How many lines of these entries include the string "hinten"? State the number alone.

Items from a dataset
◆ ◆ ◆ ◆ ◆
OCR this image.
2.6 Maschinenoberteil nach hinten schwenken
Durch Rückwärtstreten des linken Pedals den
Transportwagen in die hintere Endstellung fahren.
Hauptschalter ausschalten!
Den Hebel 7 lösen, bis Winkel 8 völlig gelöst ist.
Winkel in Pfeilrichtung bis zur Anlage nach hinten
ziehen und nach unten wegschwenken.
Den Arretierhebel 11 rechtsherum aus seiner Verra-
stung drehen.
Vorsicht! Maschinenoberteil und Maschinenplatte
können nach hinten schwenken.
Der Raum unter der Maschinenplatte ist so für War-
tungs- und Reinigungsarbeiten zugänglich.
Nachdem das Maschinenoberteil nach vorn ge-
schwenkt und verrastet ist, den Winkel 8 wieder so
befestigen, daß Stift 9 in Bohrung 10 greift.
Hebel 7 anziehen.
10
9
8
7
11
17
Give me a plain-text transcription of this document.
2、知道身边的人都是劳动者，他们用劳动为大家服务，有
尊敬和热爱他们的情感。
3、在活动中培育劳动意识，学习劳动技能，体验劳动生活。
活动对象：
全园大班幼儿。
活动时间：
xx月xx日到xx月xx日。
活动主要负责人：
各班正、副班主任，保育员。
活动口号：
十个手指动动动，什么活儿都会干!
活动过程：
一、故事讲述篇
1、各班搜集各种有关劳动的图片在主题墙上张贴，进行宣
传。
◆ ◆ ◆ ◆ ◆
- Solved exercise
3